Can you transcribe every line exactly and leave the pictures behind?

==== Data provided

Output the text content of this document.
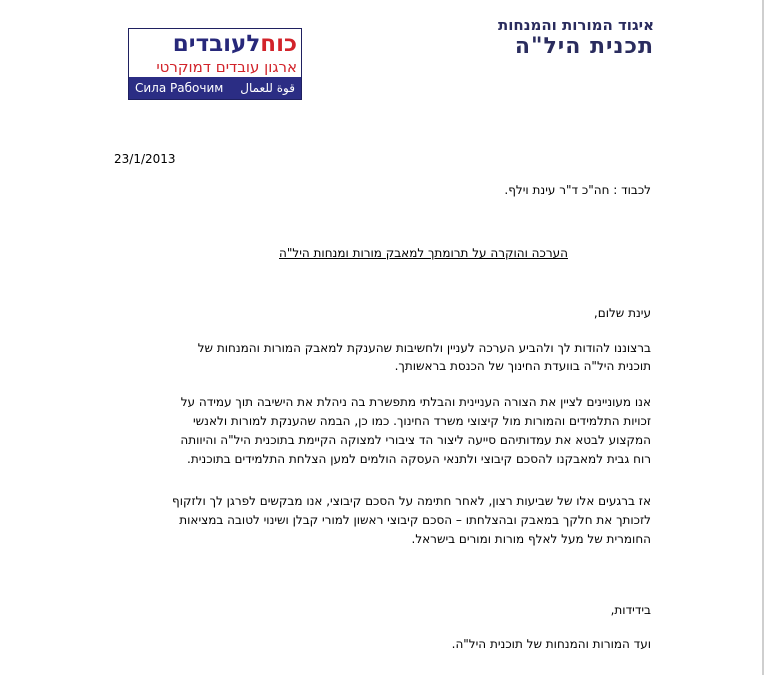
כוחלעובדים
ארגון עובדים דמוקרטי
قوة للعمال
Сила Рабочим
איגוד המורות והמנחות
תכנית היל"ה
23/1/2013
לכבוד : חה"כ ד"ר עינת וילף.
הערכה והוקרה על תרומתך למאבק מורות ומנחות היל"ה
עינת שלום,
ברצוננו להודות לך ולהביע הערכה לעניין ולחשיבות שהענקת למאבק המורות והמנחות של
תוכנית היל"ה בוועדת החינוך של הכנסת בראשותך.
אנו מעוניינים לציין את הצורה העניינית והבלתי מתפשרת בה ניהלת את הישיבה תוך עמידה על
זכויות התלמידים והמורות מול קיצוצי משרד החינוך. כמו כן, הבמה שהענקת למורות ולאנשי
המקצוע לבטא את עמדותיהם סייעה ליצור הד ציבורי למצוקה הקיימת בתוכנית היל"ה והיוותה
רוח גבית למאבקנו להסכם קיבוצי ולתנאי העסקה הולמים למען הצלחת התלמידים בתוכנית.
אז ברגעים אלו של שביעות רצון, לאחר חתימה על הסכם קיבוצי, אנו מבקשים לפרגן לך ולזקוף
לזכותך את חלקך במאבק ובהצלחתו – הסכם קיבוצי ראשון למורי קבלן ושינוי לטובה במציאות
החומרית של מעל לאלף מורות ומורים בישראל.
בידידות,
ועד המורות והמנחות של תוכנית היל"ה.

========

Task solution -
Output the text content of this document.
כוחלעובדים
ארגון עובדים דמוקרטי
قوة للعمال
Сила Рабочим
איגוד המורות והמנחות
תכנית היל"ה
23/1/2013
לכבוד : חה"כ ד"ר עינת וילף.
הערכה והוקרה על תרומתך למאבק מורות ומנחות היל"ה
עינת שלום,
ברצוננו להודות לך ולהביע הערכה לעניין ולחשיבות שהענקת למאבק המורות והמנחות של
תוכנית היל"ה בוועדת החינוך של הכנסת בראשותך.
אנו מעוניינים לציין את הצורה העניינית והבלתי מתפשרת בה ניהלת את הישיבה תוך עמידה על
זכויות התלמידים והמורות מול קיצוצי משרד החינוך. כמו כן, הבמה שהענקת למורות ולאנשי
המקצוע לבטא את עמדותיהם סייעה ליצור הד ציבורי למצוקה הקיימת בתוכנית היל"ה והיוותה
רוח גבית למאבקנו להסכם קיבוצי ולתנאי העסקה הולמים למען הצלחת התלמידים בתוכנית.
אז ברגעים אלו של שביעות רצון, לאחר חתימה על הסכם קיבוצי, אנו מבקשים לפרגן לך ולזקוף
לזכותך את חלקך במאבק ובהצלחתו – הסכם קיבוצי ראשון למורי קבלן ושינוי לטובה במציאות
החומרית של מעל לאלף מורות ומורים בישראל.
בידידות,
ועד המורות והמנחות של תוכנית היל"ה.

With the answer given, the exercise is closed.